§ **What is needed**
Find the number of lines in these records where the word "name" appears. Reply with that number and nothing more.

§ **Task inputs**
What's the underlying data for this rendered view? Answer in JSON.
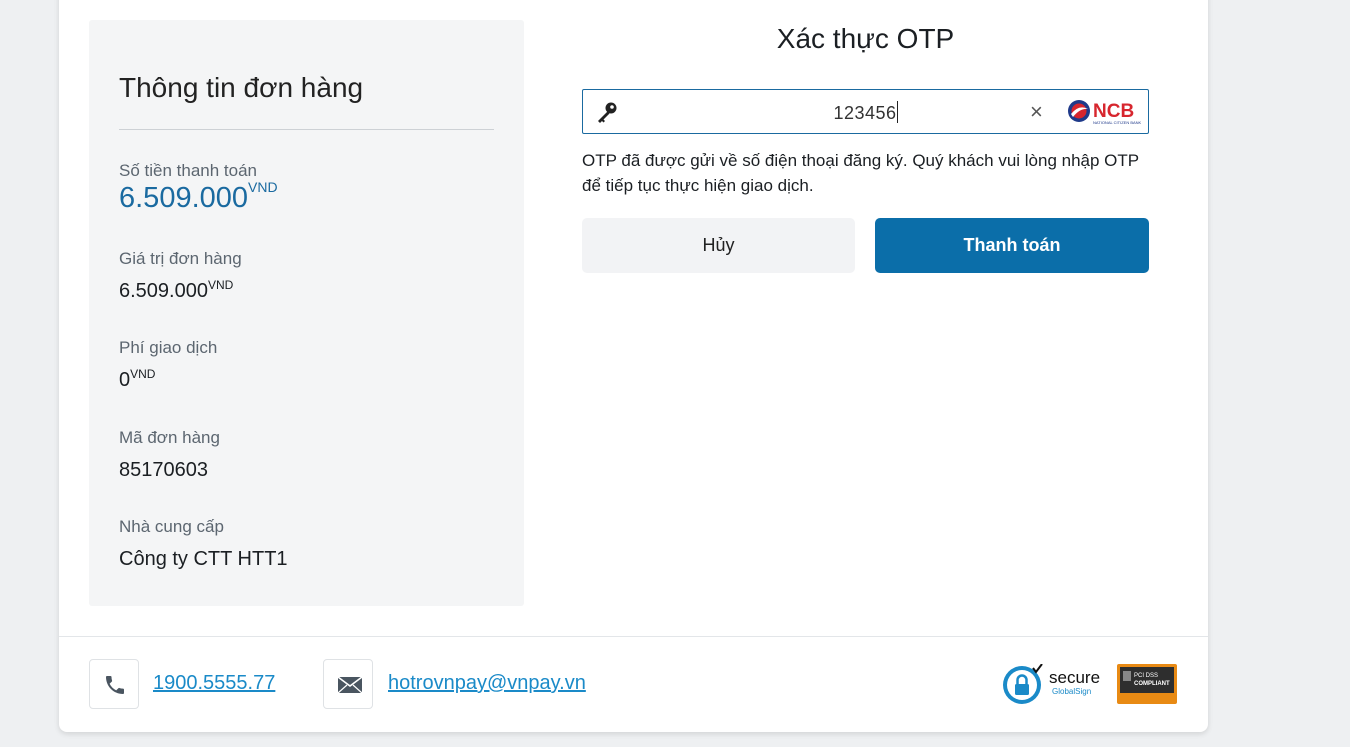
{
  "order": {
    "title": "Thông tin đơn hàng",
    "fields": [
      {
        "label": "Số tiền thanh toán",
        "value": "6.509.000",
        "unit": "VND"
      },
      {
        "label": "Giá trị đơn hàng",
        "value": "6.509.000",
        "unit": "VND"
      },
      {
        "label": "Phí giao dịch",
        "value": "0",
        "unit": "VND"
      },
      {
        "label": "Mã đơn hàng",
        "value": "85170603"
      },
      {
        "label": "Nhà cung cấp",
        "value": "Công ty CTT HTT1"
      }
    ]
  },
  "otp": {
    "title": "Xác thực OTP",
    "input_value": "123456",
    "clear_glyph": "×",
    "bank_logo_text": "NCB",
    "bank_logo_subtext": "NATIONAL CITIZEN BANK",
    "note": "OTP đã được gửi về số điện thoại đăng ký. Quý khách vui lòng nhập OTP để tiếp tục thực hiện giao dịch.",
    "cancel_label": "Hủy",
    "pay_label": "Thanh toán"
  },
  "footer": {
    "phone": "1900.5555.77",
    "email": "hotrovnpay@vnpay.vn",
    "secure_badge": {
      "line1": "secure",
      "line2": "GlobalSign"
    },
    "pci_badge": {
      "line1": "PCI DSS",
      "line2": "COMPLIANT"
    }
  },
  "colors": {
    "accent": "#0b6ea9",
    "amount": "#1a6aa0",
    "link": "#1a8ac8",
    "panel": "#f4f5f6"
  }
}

* * *

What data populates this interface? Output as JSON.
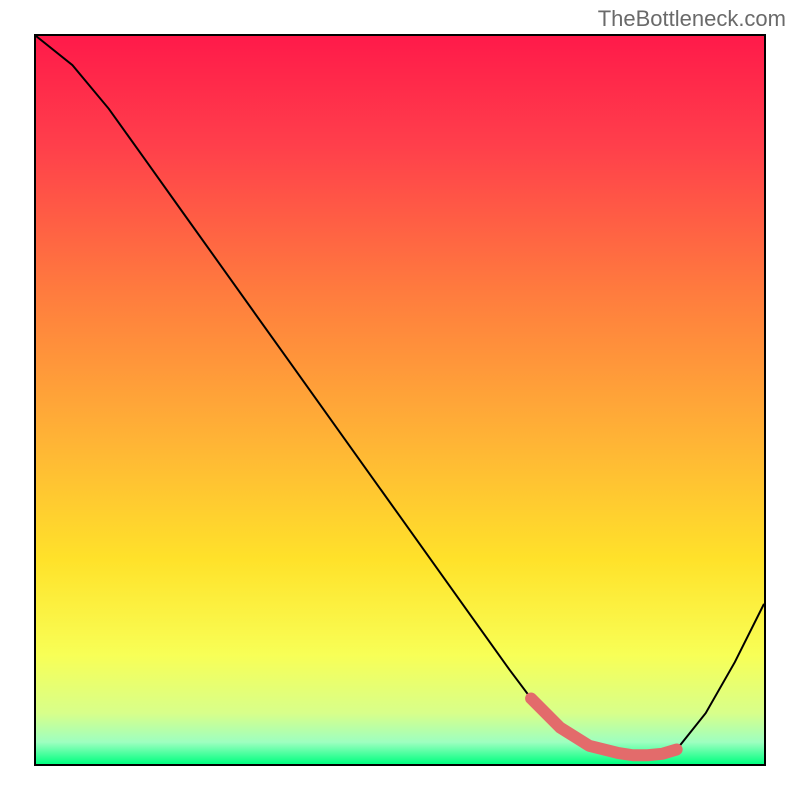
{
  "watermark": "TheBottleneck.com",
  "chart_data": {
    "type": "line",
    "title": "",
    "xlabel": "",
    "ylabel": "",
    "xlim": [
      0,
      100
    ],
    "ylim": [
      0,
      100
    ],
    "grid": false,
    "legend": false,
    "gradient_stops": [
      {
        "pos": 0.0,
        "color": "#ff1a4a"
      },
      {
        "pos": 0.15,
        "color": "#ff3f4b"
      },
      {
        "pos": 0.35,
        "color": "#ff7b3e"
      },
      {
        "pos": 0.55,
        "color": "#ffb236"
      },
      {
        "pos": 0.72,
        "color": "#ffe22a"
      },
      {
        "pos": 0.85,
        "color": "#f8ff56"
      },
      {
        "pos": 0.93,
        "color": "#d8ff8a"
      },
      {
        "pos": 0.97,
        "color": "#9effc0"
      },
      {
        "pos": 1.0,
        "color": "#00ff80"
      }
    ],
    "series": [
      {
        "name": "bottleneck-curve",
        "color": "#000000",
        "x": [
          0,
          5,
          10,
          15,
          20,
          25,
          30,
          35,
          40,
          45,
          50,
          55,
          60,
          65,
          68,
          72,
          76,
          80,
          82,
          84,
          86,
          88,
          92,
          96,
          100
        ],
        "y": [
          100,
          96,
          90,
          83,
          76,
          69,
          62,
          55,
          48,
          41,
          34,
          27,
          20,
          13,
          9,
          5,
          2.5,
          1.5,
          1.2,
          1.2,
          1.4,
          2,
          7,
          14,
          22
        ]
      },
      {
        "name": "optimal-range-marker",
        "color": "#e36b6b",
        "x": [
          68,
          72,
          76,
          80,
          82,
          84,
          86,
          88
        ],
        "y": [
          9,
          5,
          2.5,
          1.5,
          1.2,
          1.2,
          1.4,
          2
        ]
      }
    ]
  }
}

§ **Written solution**
2